### WHAT TO WORK ON
Transcribe every entry word for word, but skip the images.

### ENTRIES SUPPLIED
══════════════════════════════

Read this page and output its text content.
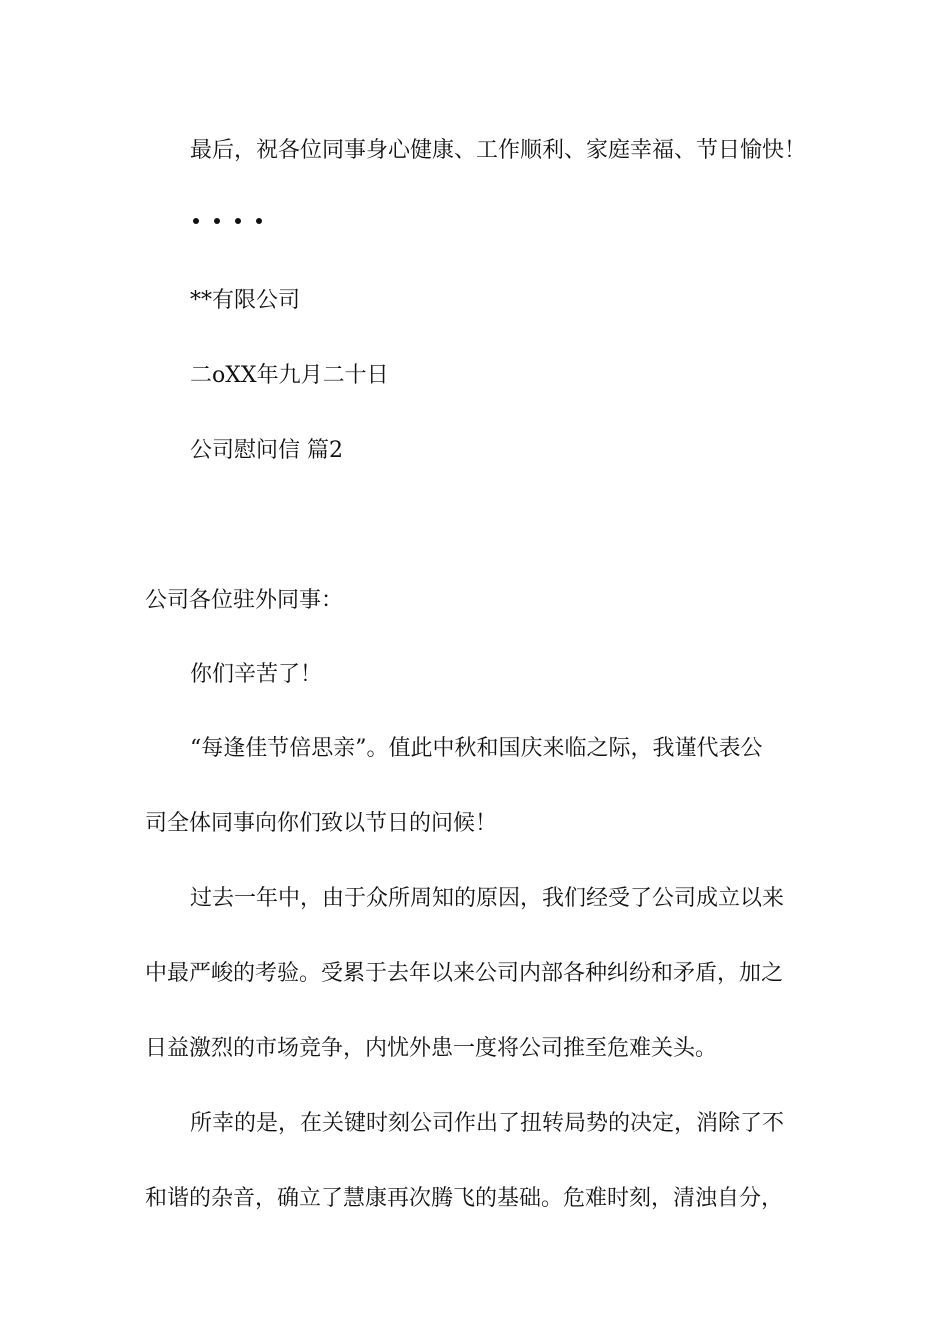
最后，祝各位同事身心健康、工作顺利、家庭幸福、节日愉快！
**有限公司
二oXX年九月二十日
公司慰问信 篇2
公司各位驻外同事：
你们辛苦了！
“每逢佳节倍思亲”。值此中秋和国庆来临之际，我谨代表公
司全体同事向你们致以节日的问候！
过去一年中，由于众所周知的原因，我们经受了公司成立以来
中最严峻的考验。受累于去年以来公司内部各种纠纷和矛盾，加之
日益激烈的市场竞争，内忧外患一度将公司推至危难关头。
所幸的是，在关键时刻公司作出了扭转局势的决定，消除了不
和谐的杂音，确立了慧康再次腾飞的基础。危难时刻，清浊自分，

══════════════════════════════

### RESULT OF THE EXERCISE
Read this page and output its text content.
最后，祝各位同事身心健康、工作顺利、家庭幸福、节日愉快！
**有限公司
二oXX年九月二十日
公司慰问信 篇2
公司各位驻外同事：
你们辛苦了！
“每逢佳节倍思亲”。值此中秋和国庆来临之际，我谨代表公
司全体同事向你们致以节日的问候！
过去一年中，由于众所周知的原因，我们经受了公司成立以来
中最严峻的考验。受累于去年以来公司内部各种纠纷和矛盾，加之
日益激烈的市场竞争，内忧外患一度将公司推至危难关头。
所幸的是，在关键时刻公司作出了扭转局势的决定，消除了不
和谐的杂音，确立了慧康再次腾飞的基础。危难时刻，清浊自分，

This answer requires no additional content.